- Set task -
Quote the lines below word for word, starting with the line that contains "872, 534, 896]" and going on through the line that contains "700, 202, 726]".

- Data in this exercise -
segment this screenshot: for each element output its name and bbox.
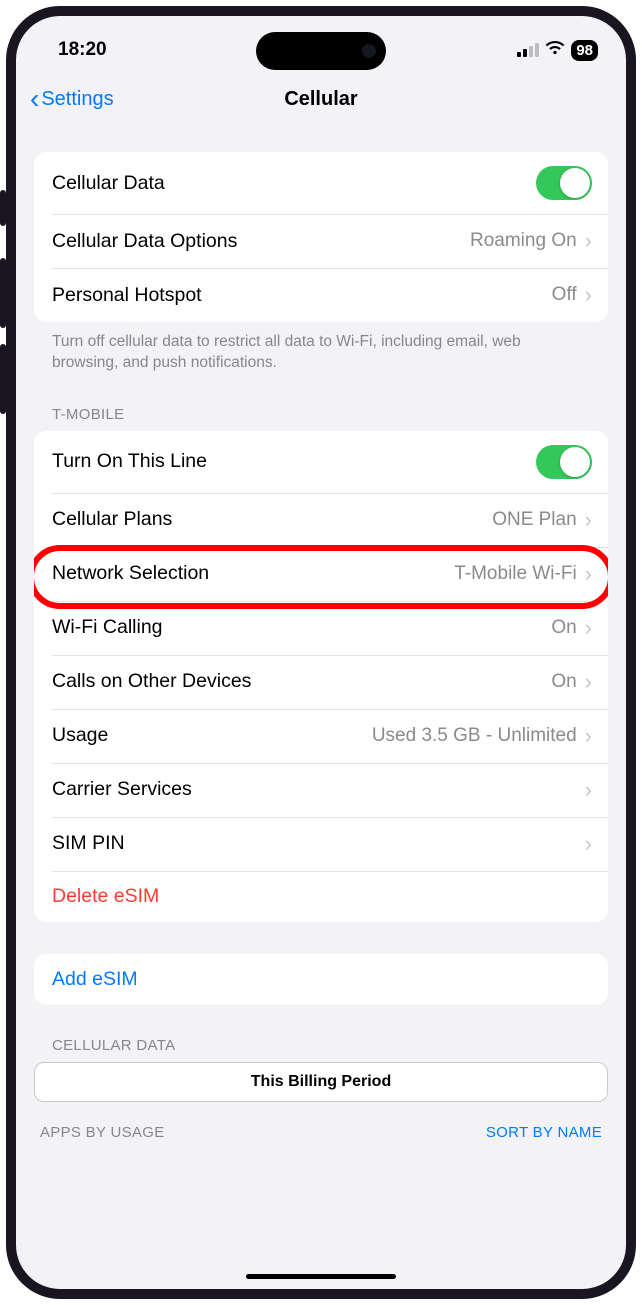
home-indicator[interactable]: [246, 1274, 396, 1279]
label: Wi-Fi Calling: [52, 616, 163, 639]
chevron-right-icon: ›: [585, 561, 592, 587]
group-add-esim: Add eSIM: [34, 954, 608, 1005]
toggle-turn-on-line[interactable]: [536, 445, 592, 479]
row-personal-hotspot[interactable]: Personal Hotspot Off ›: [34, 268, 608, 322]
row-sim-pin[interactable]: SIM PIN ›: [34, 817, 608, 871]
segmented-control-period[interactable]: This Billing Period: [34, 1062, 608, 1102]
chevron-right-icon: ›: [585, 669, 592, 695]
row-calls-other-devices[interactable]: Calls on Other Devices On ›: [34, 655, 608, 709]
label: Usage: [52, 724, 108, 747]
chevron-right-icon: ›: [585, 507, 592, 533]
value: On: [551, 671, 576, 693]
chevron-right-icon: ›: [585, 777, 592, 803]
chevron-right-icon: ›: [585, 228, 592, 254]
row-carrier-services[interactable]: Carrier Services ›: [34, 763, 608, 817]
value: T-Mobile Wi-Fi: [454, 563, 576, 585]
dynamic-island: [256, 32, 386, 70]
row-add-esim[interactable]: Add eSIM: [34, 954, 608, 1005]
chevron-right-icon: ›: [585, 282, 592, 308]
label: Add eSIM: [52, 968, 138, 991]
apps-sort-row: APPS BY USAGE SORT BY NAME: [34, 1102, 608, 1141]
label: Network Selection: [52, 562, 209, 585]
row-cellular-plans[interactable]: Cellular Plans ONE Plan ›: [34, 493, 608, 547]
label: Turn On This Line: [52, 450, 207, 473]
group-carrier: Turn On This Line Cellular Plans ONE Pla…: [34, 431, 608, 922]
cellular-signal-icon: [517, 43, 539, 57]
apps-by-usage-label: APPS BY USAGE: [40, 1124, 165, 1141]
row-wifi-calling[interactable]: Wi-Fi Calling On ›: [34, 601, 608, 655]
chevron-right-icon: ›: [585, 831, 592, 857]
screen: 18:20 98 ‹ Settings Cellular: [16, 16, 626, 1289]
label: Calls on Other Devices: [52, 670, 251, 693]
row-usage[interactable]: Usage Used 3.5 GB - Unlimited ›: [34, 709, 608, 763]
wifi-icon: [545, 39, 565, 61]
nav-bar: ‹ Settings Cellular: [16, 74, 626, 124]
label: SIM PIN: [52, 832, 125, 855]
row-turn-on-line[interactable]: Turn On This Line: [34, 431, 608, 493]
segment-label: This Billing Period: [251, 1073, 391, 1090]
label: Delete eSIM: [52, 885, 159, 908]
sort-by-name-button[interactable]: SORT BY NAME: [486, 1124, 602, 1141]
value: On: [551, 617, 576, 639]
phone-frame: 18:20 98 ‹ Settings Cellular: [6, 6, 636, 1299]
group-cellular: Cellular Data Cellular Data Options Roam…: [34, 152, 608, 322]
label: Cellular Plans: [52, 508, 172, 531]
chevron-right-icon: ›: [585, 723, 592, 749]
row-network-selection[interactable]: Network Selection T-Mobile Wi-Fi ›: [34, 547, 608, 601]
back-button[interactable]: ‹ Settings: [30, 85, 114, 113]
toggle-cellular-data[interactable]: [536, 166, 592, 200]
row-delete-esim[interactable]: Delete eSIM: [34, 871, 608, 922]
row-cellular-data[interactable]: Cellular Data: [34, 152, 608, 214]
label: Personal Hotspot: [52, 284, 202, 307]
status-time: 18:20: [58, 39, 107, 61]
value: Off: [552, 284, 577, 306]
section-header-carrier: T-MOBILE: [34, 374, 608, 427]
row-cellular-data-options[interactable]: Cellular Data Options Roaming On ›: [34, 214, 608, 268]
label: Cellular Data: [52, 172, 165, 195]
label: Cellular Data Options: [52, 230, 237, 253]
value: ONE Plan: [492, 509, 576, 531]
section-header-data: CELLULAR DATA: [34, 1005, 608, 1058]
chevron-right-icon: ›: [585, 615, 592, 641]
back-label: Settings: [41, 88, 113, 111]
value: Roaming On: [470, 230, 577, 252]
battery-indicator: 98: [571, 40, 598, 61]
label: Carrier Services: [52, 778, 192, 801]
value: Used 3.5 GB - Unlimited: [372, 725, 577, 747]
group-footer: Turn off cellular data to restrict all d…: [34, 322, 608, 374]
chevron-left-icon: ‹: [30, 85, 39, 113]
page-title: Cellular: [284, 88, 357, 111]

--

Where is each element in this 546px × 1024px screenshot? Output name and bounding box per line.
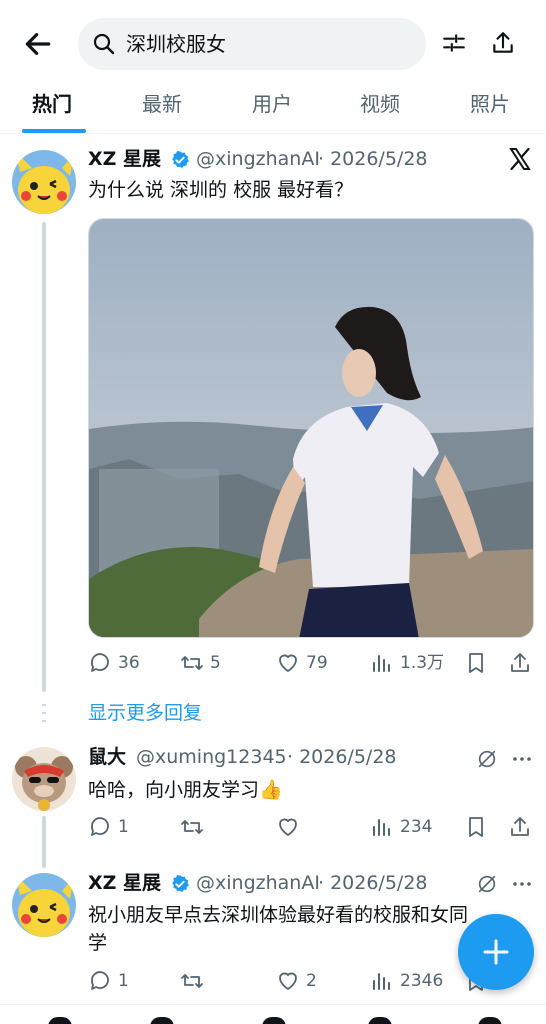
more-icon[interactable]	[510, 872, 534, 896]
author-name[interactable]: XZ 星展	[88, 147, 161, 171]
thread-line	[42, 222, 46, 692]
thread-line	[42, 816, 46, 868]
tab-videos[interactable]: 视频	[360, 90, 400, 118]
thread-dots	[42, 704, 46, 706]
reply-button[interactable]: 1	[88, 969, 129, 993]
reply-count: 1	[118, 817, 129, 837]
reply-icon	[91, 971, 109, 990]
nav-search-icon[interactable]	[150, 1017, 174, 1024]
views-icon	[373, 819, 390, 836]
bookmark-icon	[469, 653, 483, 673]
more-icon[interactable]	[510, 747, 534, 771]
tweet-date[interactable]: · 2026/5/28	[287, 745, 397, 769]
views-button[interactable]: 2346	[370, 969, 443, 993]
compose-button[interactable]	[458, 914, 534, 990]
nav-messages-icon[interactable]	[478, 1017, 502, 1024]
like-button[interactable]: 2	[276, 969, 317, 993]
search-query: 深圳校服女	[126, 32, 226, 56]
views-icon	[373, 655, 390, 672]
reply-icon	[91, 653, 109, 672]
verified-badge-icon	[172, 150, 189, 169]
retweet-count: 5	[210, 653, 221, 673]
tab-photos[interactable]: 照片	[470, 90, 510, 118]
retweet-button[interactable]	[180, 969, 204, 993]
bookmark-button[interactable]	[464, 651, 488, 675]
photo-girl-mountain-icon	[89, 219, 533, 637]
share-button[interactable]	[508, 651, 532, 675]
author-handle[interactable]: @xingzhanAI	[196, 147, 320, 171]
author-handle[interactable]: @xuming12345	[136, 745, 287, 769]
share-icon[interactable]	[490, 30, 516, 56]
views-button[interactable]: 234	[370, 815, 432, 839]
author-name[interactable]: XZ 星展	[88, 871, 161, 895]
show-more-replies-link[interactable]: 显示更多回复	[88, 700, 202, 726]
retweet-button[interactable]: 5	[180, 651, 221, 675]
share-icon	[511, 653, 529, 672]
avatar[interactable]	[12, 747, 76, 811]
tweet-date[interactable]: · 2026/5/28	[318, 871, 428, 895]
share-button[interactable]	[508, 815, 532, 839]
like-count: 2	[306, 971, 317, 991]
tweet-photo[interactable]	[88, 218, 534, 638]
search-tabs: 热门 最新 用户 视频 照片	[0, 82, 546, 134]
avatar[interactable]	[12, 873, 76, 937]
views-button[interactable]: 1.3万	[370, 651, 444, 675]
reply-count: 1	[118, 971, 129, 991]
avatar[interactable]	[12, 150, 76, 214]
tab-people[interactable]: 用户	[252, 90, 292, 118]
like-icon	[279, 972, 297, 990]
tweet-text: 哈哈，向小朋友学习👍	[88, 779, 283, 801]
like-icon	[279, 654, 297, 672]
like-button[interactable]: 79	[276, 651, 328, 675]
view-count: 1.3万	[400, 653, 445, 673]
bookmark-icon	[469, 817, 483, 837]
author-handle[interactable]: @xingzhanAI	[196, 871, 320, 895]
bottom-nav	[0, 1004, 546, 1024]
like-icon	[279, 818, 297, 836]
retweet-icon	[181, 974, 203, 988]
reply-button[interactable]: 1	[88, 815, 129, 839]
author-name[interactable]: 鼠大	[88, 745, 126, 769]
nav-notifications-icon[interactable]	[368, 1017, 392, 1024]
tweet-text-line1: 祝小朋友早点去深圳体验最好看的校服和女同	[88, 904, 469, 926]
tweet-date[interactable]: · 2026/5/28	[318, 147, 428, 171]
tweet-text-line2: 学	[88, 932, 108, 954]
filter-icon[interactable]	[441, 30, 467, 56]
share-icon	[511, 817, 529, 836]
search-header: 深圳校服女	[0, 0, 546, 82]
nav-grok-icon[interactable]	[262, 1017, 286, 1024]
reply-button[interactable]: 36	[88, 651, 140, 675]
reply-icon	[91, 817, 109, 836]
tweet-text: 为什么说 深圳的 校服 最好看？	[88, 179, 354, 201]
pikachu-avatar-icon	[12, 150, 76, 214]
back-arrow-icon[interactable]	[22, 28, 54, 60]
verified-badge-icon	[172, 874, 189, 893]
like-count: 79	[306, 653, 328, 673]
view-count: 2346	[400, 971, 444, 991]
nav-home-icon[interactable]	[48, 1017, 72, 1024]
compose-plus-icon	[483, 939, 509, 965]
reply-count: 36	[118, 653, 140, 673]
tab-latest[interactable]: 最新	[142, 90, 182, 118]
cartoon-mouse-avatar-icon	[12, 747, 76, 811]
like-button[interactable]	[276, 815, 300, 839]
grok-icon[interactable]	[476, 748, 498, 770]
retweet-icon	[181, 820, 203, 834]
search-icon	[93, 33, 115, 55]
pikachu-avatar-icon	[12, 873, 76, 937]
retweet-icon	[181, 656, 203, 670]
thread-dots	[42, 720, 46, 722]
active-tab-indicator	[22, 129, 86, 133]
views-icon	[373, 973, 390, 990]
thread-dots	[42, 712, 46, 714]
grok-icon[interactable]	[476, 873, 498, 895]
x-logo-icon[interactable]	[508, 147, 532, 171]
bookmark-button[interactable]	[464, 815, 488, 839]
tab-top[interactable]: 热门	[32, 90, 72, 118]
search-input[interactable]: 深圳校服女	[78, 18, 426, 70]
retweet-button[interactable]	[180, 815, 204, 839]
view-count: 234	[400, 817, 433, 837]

- Problem solution -
more-icon[interactable]	[510, 872, 534, 896]
author-name[interactable]: XZ 星展	[88, 147, 161, 171]
thread-line	[42, 222, 46, 692]
thread-line	[42, 816, 46, 868]
tab-videos[interactable]: 视频	[360, 90, 400, 118]
thread-dots	[42, 704, 46, 706]
reply-button[interactable]: 1	[88, 969, 129, 993]
reply-count: 1	[118, 817, 129, 837]
reply-icon	[91, 971, 109, 990]
nav-search-icon[interactable]	[150, 1017, 174, 1024]
views-icon	[373, 819, 390, 836]
bookmark-icon	[469, 653, 483, 673]
more-icon[interactable]	[510, 747, 534, 771]
tweet-date[interactable]: · 2026/5/28	[287, 745, 397, 769]
views-button[interactable]: 2346	[370, 969, 443, 993]
compose-button[interactable]	[458, 914, 534, 990]
nav-messages-icon[interactable]	[478, 1017, 502, 1024]
like-button[interactable]: 2	[276, 969, 317, 993]
search-query: 深圳校服女	[126, 32, 226, 56]
views-icon	[373, 655, 390, 672]
reply-icon	[91, 653, 109, 672]
verified-badge-icon	[172, 150, 189, 169]
retweet-count: 5	[210, 653, 221, 673]
tab-photos[interactable]: 照片	[470, 90, 510, 118]
retweet-button[interactable]	[180, 969, 204, 993]
bookmark-button[interactable]	[464, 651, 488, 675]
photo-girl-mountain-icon	[89, 219, 533, 637]
share-button[interactable]	[508, 651, 532, 675]
author-handle[interactable]: @xingzhanAI	[196, 147, 320, 171]
author-handle[interactable]: @xuming12345	[136, 745, 287, 769]
share-icon[interactable]	[490, 30, 516, 56]
views-button[interactable]: 234	[370, 815, 432, 839]
author-name[interactable]: XZ 星展	[88, 871, 161, 895]
show-more-replies-link[interactable]: 显示更多回复	[88, 700, 202, 726]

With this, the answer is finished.